Show every line in the records below that contains the word "right".

..........

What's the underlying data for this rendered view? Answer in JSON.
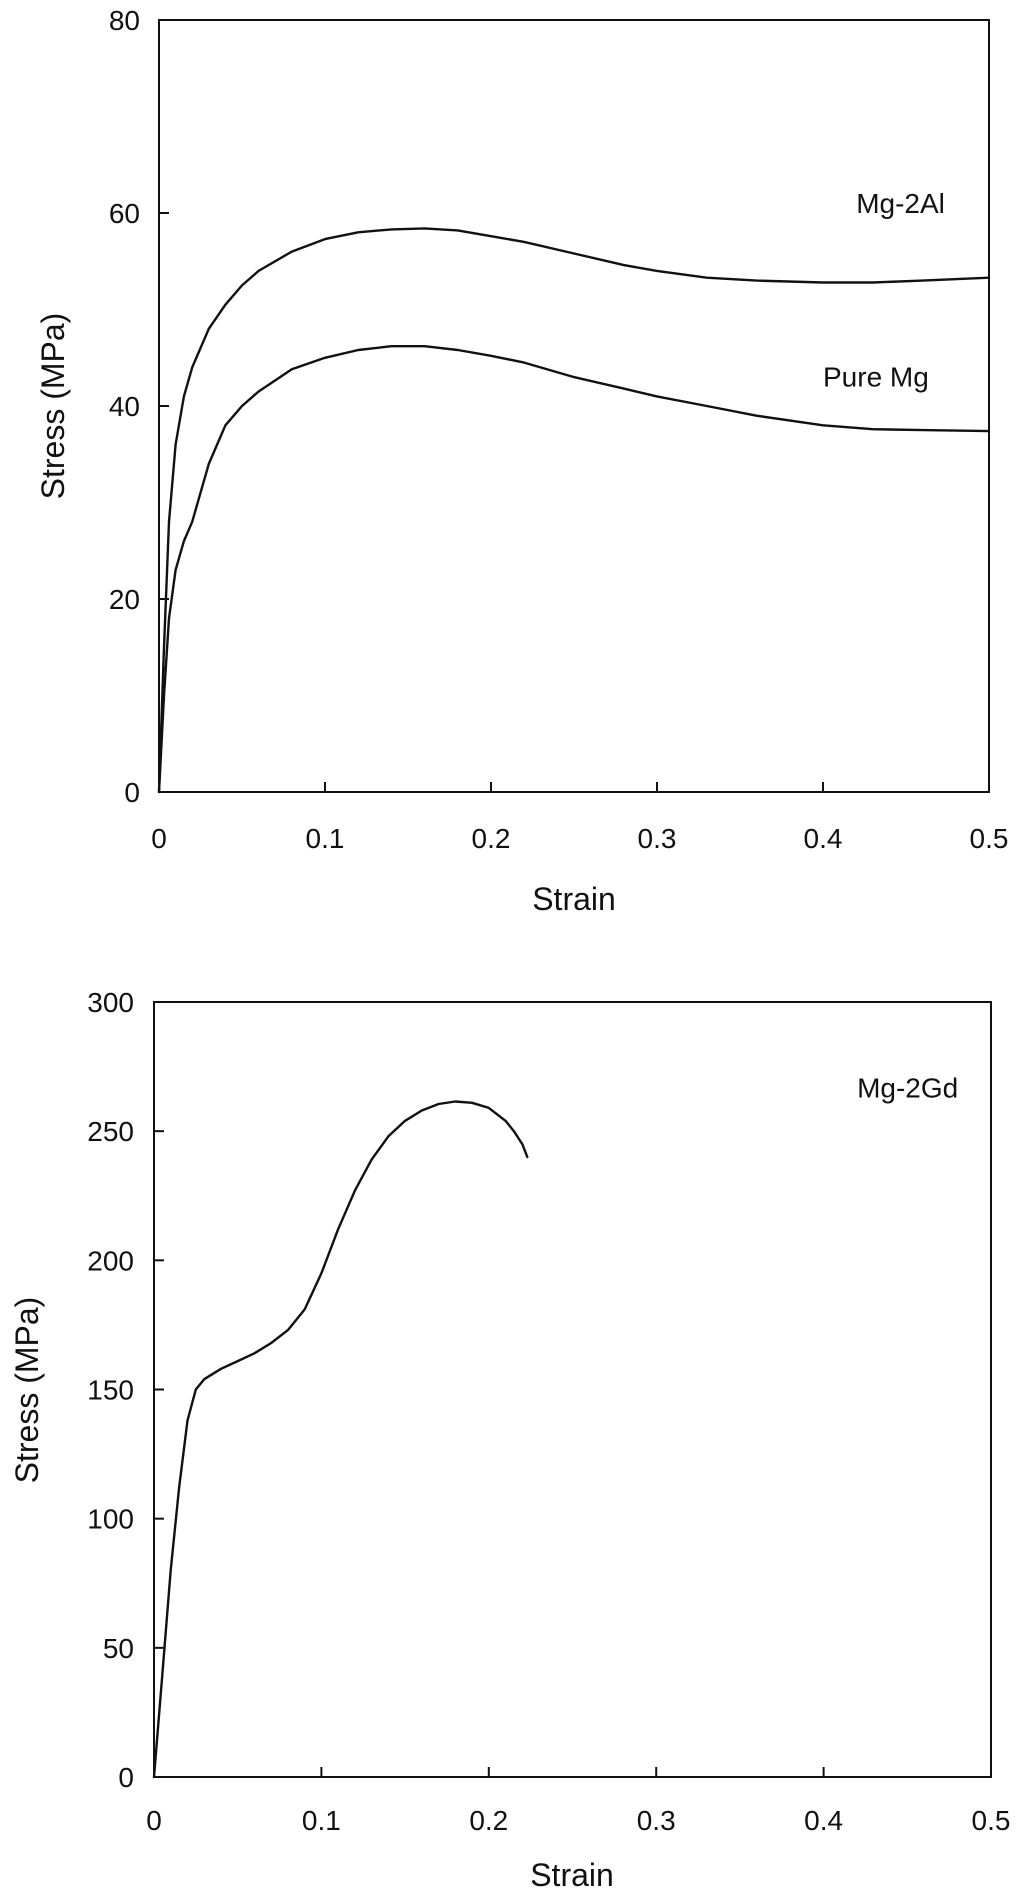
{
  "chart_data": [
    {
      "type": "line",
      "title": "",
      "xlabel": "Strain",
      "ylabel": "Stress (MPa)",
      "xlim": [
        0,
        0.5
      ],
      "ylim": [
        0,
        80
      ],
      "xticks": [
        "0",
        "0.1",
        "0.2",
        "0.3",
        "0.4",
        "0.5"
      ],
      "yticks": [
        "0",
        "20",
        "40",
        "60",
        "80"
      ],
      "grid": false,
      "legend": "none",
      "series": [
        {
          "name": "Mg-2Al",
          "label_at": [
            0.42,
            60
          ],
          "x": [
            0,
            0.003,
            0.006,
            0.01,
            0.015,
            0.02,
            0.03,
            0.04,
            0.05,
            0.06,
            0.08,
            0.1,
            0.12,
            0.14,
            0.16,
            0.18,
            0.2,
            0.22,
            0.25,
            0.28,
            0.3,
            0.33,
            0.36,
            0.4,
            0.43,
            0.46,
            0.5
          ],
          "y": [
            0,
            15,
            28,
            36,
            41,
            44,
            48,
            50.5,
            52.5,
            54,
            56,
            57.3,
            58,
            58.3,
            58.4,
            58.2,
            57.6,
            57,
            55.8,
            54.6,
            54,
            53.3,
            53,
            52.8,
            52.8,
            53,
            53.3
          ]
        },
        {
          "name": "Pure Mg",
          "label_at": [
            0.4,
            42
          ],
          "x": [
            0,
            0.003,
            0.006,
            0.01,
            0.015,
            0.02,
            0.025,
            0.03,
            0.04,
            0.05,
            0.06,
            0.08,
            0.1,
            0.12,
            0.14,
            0.16,
            0.18,
            0.2,
            0.22,
            0.25,
            0.28,
            0.3,
            0.33,
            0.36,
            0.4,
            0.43,
            0.46,
            0.5
          ],
          "y": [
            0,
            10,
            18,
            23,
            26,
            28,
            31,
            34,
            38,
            40,
            41.5,
            43.8,
            45,
            45.8,
            46.2,
            46.2,
            45.8,
            45.2,
            44.5,
            43,
            41.8,
            41,
            40,
            39,
            38,
            37.6,
            37.5,
            37.4
          ]
        }
      ]
    },
    {
      "type": "line",
      "title": "",
      "xlabel": "Strain",
      "ylabel": "Stress (MPa)",
      "xlim": [
        0,
        0.5
      ],
      "ylim": [
        0,
        300
      ],
      "xticks": [
        "0",
        "0.1",
        "0.2",
        "0.3",
        "0.4",
        "0.5"
      ],
      "yticks": [
        "0",
        "50",
        "100",
        "150",
        "200",
        "250",
        "300"
      ],
      "grid": false,
      "legend": "none",
      "series": [
        {
          "name": "Mg-2Gd",
          "label_at": [
            0.42,
            263
          ],
          "x": [
            0,
            0.005,
            0.01,
            0.015,
            0.02,
            0.025,
            0.03,
            0.04,
            0.05,
            0.06,
            0.07,
            0.08,
            0.09,
            0.1,
            0.11,
            0.12,
            0.13,
            0.14,
            0.15,
            0.16,
            0.17,
            0.18,
            0.19,
            0.2,
            0.21,
            0.215,
            0.22,
            0.223
          ],
          "y": [
            0,
            40,
            80,
            112,
            138,
            150,
            154,
            158,
            161,
            164,
            168,
            173,
            181,
            195,
            212,
            227,
            239,
            248,
            254,
            258,
            260.5,
            261.5,
            261,
            259,
            254,
            250,
            245,
            240
          ]
        }
      ]
    }
  ]
}
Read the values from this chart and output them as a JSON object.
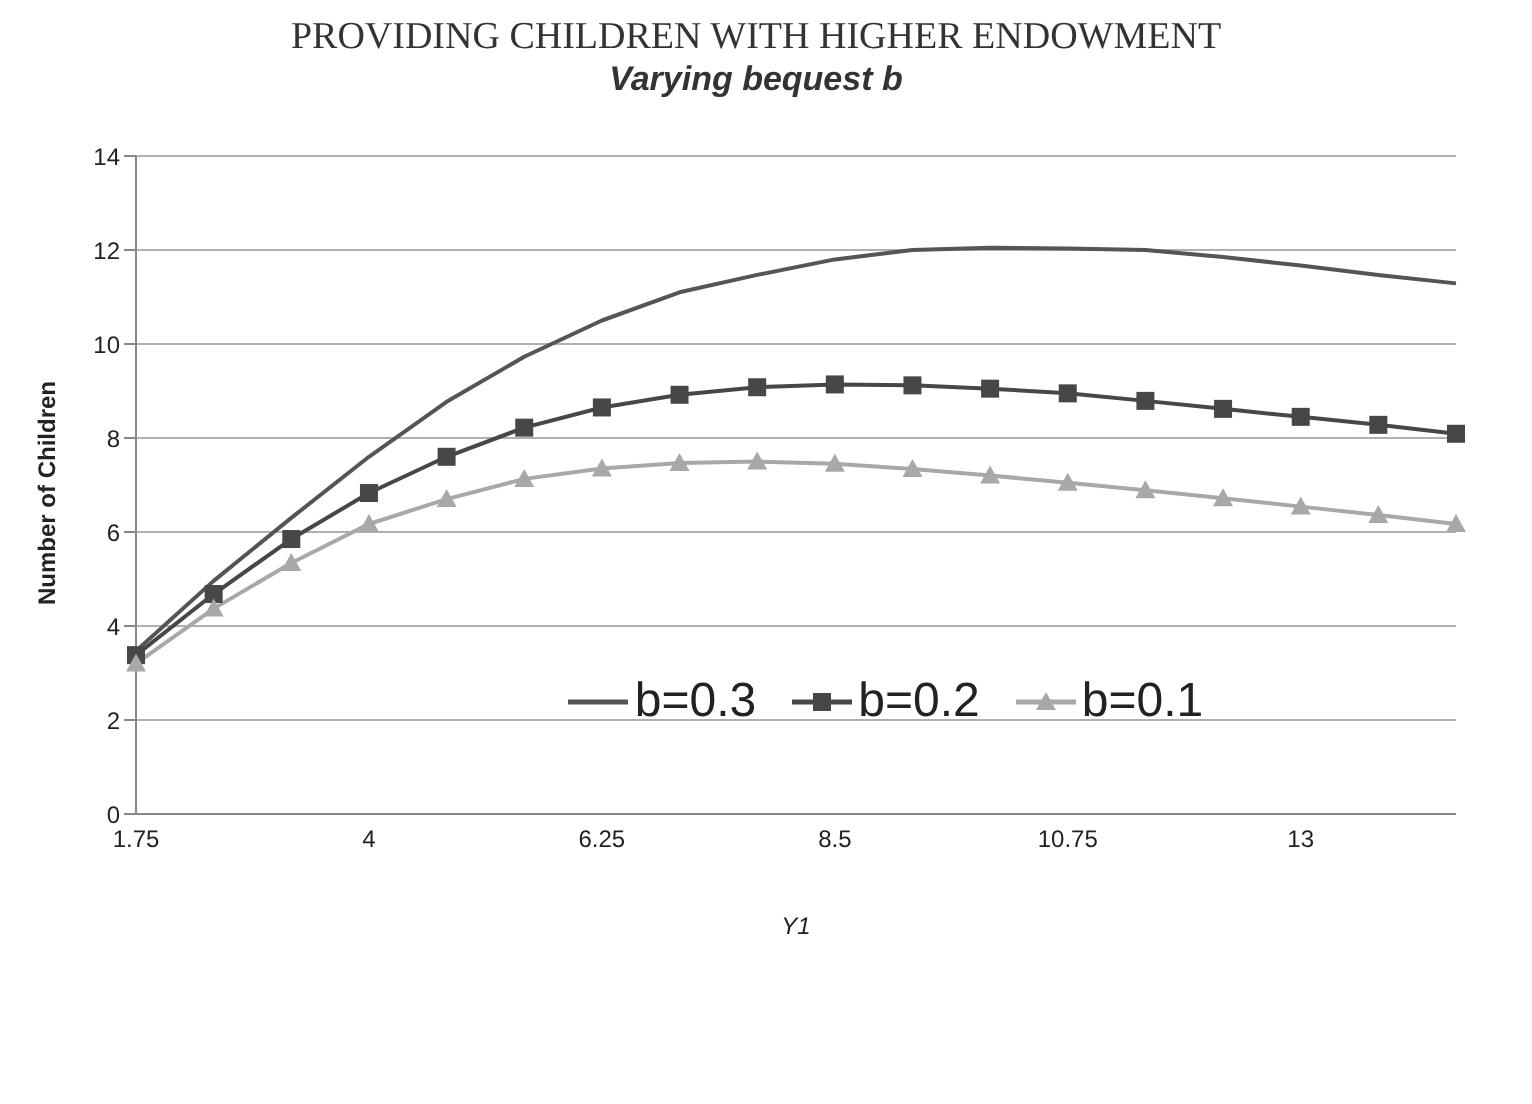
{
  "chart_data": {
    "type": "line",
    "title": "PROVIDING CHILDREN WITH HIGHER ENDOWMENT",
    "subtitle": "Varying bequest b",
    "xlabel": "Y1",
    "ylabel": "Number of Children",
    "categories": [
      "1.75",
      null,
      null,
      "4",
      null,
      null,
      "6.25",
      null,
      null,
      "8.5",
      null,
      null,
      "10.75",
      null,
      null,
      "13",
      null,
      null
    ],
    "series": [
      {
        "name": "b=0.3",
        "color": "#555555",
        "marker": "none",
        "values": [
          3.47,
          4.96,
          6.3,
          7.6,
          8.77,
          9.73,
          10.5,
          11.1,
          11.47,
          11.8,
          12.0,
          12.05,
          12.03,
          12.0,
          11.85,
          11.67,
          11.47,
          11.29
        ]
      },
      {
        "name": "b=0.2",
        "color": "#474747",
        "marker": "square",
        "values": [
          3.38,
          4.68,
          5.85,
          6.83,
          7.6,
          8.22,
          8.65,
          8.92,
          9.08,
          9.14,
          9.12,
          9.05,
          8.95,
          8.79,
          8.62,
          8.45,
          8.28,
          8.09
        ]
      },
      {
        "name": "b=0.1",
        "color": "#a8a8a8",
        "marker": "triangle",
        "values": [
          3.2,
          4.37,
          5.34,
          6.17,
          6.7,
          7.13,
          7.35,
          7.47,
          7.5,
          7.45,
          7.34,
          7.2,
          7.05,
          6.89,
          6.72,
          6.54,
          6.36,
          6.17
        ]
      }
    ],
    "ylim": [
      0,
      14
    ],
    "yticks": [
      0,
      2,
      4,
      6,
      8,
      10,
      12,
      14
    ],
    "grid": "y",
    "legend": "bottom",
    "line_style": "solid"
  }
}
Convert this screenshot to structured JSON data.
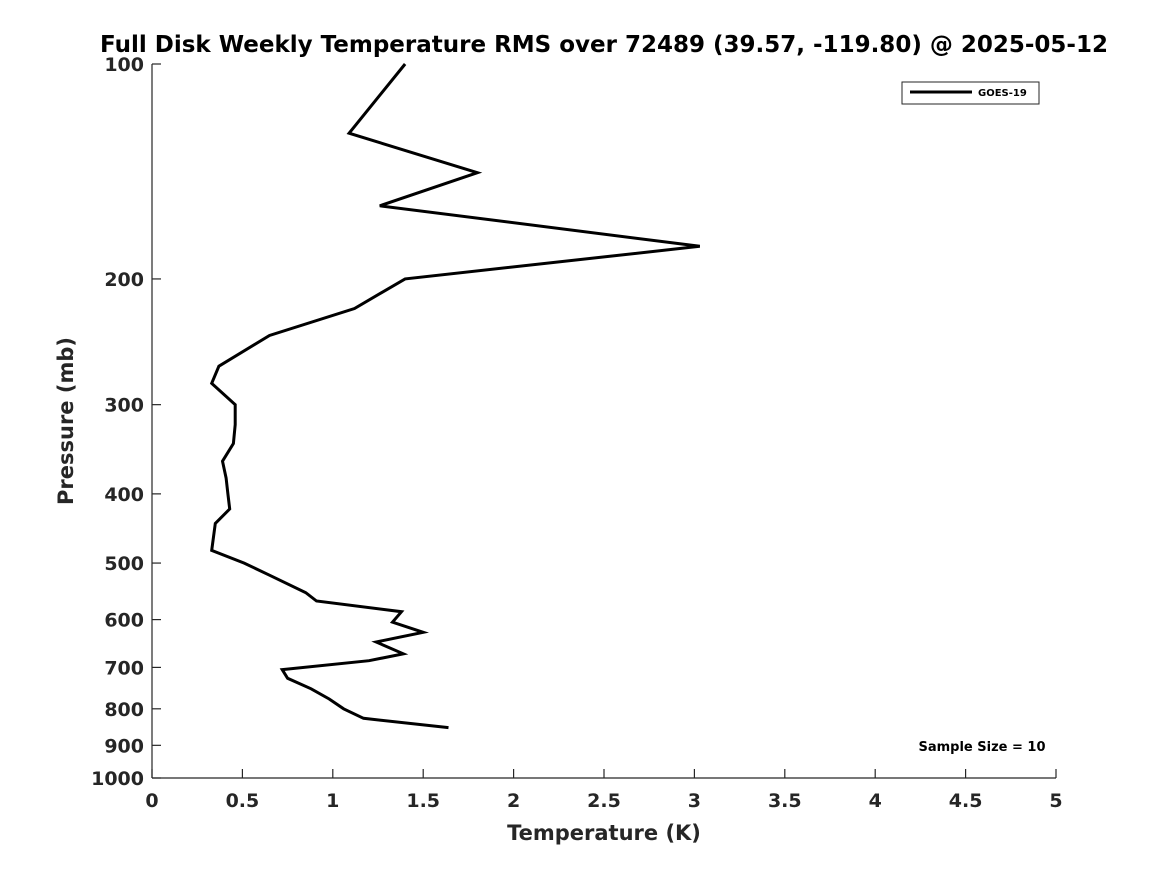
{
  "chart_data": {
    "type": "line",
    "title": "Full Disk Weekly Temperature RMS over 72489 (39.57, -119.80) @ 2025-05-12",
    "xlabel": "Temperature (K)",
    "ylabel": "Pressure (mb)",
    "xlim": [
      0,
      5
    ],
    "ylim": [
      100,
      1000
    ],
    "y_scale": "log",
    "y_reversed": true,
    "x_ticks": [
      "0",
      "0.5",
      "1",
      "1.5",
      "2",
      "2.5",
      "3",
      "3.5",
      "4",
      "4.5",
      "5"
    ],
    "x_tick_values": [
      0,
      0.5,
      1,
      1.5,
      2,
      2.5,
      3,
      3.5,
      4,
      4.5,
      5
    ],
    "y_ticks": [
      "100",
      "200",
      "300",
      "400",
      "500",
      "600",
      "700",
      "800",
      "900",
      "1000"
    ],
    "y_tick_values": [
      100,
      200,
      300,
      400,
      500,
      600,
      700,
      800,
      900,
      1000
    ],
    "grid": false,
    "legend_position": "top-right",
    "series": [
      {
        "name": "GOES-19",
        "color": "#000000",
        "points": [
          {
            "x": 1.4,
            "y": 100
          },
          {
            "x": 1.09,
            "y": 125
          },
          {
            "x": 1.8,
            "y": 142
          },
          {
            "x": 1.26,
            "y": 158
          },
          {
            "x": 3.03,
            "y": 180
          },
          {
            "x": 1.4,
            "y": 200
          },
          {
            "x": 1.12,
            "y": 220
          },
          {
            "x": 0.65,
            "y": 240
          },
          {
            "x": 0.37,
            "y": 265
          },
          {
            "x": 0.33,
            "y": 280
          },
          {
            "x": 0.46,
            "y": 300
          },
          {
            "x": 0.46,
            "y": 320
          },
          {
            "x": 0.45,
            "y": 340
          },
          {
            "x": 0.39,
            "y": 360
          },
          {
            "x": 0.41,
            "y": 380
          },
          {
            "x": 0.42,
            "y": 400
          },
          {
            "x": 0.43,
            "y": 420
          },
          {
            "x": 0.35,
            "y": 440
          },
          {
            "x": 0.33,
            "y": 480
          },
          {
            "x": 0.51,
            "y": 500
          },
          {
            "x": 0.65,
            "y": 520
          },
          {
            "x": 0.85,
            "y": 550
          },
          {
            "x": 0.91,
            "y": 565
          },
          {
            "x": 1.38,
            "y": 585
          },
          {
            "x": 1.33,
            "y": 605
          },
          {
            "x": 1.5,
            "y": 625
          },
          {
            "x": 1.24,
            "y": 645
          },
          {
            "x": 1.39,
            "y": 670
          },
          {
            "x": 1.2,
            "y": 685
          },
          {
            "x": 0.72,
            "y": 705
          },
          {
            "x": 0.75,
            "y": 725
          },
          {
            "x": 0.88,
            "y": 750
          },
          {
            "x": 0.98,
            "y": 775
          },
          {
            "x": 1.06,
            "y": 800
          },
          {
            "x": 1.17,
            "y": 825
          },
          {
            "x": 1.64,
            "y": 850
          }
        ]
      }
    ],
    "annotations": [
      {
        "text": "Sample Size = 10",
        "position": "bottom-right"
      }
    ]
  }
}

..........

Solution below
    "legend_position": "top-right",
        "position": "bottom-right"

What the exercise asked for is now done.